* **Stated goal**: Transcribe the records that follow, preserving every word.

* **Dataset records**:
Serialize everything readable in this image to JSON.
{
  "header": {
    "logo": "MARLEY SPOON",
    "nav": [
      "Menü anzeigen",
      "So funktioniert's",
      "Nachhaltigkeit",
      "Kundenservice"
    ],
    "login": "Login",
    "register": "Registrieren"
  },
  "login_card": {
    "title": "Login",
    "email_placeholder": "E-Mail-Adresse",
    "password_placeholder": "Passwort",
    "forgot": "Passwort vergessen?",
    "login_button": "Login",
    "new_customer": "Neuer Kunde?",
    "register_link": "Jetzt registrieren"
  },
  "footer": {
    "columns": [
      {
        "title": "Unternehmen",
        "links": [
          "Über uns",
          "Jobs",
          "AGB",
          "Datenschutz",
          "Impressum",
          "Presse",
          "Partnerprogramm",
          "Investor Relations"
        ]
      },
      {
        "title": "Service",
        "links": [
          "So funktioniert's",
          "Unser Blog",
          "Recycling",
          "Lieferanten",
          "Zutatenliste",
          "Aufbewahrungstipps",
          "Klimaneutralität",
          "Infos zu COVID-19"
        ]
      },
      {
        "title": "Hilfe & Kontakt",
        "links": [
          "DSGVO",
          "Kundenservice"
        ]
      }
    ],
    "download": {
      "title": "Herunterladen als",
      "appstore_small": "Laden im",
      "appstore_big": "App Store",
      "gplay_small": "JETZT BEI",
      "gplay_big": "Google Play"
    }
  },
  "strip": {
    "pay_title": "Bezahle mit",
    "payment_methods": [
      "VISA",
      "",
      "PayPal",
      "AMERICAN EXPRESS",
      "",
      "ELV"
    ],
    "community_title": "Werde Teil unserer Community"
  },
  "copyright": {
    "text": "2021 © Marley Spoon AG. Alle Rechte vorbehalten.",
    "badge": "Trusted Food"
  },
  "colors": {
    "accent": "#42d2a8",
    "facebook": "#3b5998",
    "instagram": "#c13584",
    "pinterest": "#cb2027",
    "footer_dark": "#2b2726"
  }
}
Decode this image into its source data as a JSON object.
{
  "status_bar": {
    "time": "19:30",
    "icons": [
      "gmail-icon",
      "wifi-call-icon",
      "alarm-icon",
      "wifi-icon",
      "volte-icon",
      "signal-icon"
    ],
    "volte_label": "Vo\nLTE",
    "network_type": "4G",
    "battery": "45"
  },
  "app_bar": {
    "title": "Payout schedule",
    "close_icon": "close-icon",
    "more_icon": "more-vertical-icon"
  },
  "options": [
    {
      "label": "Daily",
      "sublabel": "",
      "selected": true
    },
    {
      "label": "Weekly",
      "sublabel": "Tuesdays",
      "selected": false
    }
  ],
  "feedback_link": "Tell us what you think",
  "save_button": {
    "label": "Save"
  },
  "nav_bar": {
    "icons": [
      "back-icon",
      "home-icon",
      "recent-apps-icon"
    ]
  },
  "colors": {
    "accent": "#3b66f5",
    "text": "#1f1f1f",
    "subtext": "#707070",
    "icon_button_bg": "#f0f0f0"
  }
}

* **Worked solution**:
Serialize everything readable in this image to JSON.
{
  "header": {
    "logo": "MARLEY SPOON",
    "nav": [
      "Menü anzeigen",
      "So funktioniert's",
      "Nachhaltigkeit",
      "Kundenservice"
    ],
    "login": "Login",
    "register": "Registrieren"
  },
  "login_card": {
    "title": "Login",
    "email_placeholder": "E-Mail-Adresse",
    "password_placeholder": "Passwort",
    "forgot": "Passwort vergessen?",
    "login_button": "Login",
    "new_customer": "Neuer Kunde?",
    "register_link": "Jetzt registrieren"
  },
  "footer": {
    "columns": [
      {
        "title": "Unternehmen",
        "links": [
          "Über uns",
          "Jobs",
          "AGB",
          "Datenschutz",
          "Impressum",
          "Presse",
          "Partnerprogramm",
          "Investor Relations"
        ]
      },
      {
        "title": "Service",
        "links": [
          "So funktioniert's",
          "Unser Blog",
          "Recycling",
          "Lieferanten",
          "Zutatenliste",
          "Aufbewahrungstipps",
          "Klimaneutralität",
          "Infos zu COVID-19"
        ]
      },
      {
        "title": "Hilfe & Kontakt",
        "links": [
          "DSGVO",
          "Kundenservice"
        ]
      }
    ],
    "download": {
      "title": "Herunterladen als",
      "appstore_small": "Laden im",
      "appstore_big": "App Store",
      "gplay_small": "JETZT BEI",
      "gplay_big": "Google Play"
    }
  },
  "strip": {
    "pay_title": "Bezahle mit",
    "payment_methods": [
      "VISA",
      "",
      "PayPal",
      "AMERICAN EXPRESS",
      "",
      "ELV"
    ],
    "community_title": "Werde Teil unserer Community"
  },
  "copyright": {
    "text": "2021 © Marley Spoon AG. Alle Rechte vorbehalten.",
    "badge": "Trusted Food"
  },
  "colors": {
    "accent": "#42d2a8",
    "facebook": "#3b5998",
    "instagram": "#c13584",
    "pinterest": "#cb2027",
    "footer_dark": "#2b2726"
  }
}
Decode this image into its source data as a JSON object.
{
  "status_bar": {
    "time": "19:30",
    "icons": [
      "gmail-icon",
      "wifi-call-icon",
      "alarm-icon",
      "wifi-icon",
      "volte-icon",
      "signal-icon"
    ],
    "volte_label": "Vo\nLTE",
    "network_type": "4G",
    "battery": "45"
  },
  "app_bar": {
    "title": "Payout schedule",
    "close_icon": "close-icon",
    "more_icon": "more-vertical-icon"
  },
  "options": [
    {
      "label": "Daily",
      "sublabel": "",
      "selected": true
    },
    {
      "label": "Weekly",
      "sublabel": "Tuesdays",
      "selected": false
    }
  ],
  "feedback_link": "Tell us what you think",
  "save_button": {
    "label": "Save"
  },
  "nav_bar": {
    "icons": [
      "back-icon",
      "home-icon",
      "recent-apps-icon"
    ]
  },
  "colors": {
    "accent": "#3b66f5",
    "text": "#1f1f1f",
    "subtext": "#707070",
    "icon_button_bg": "#f0f0f0"
  }
}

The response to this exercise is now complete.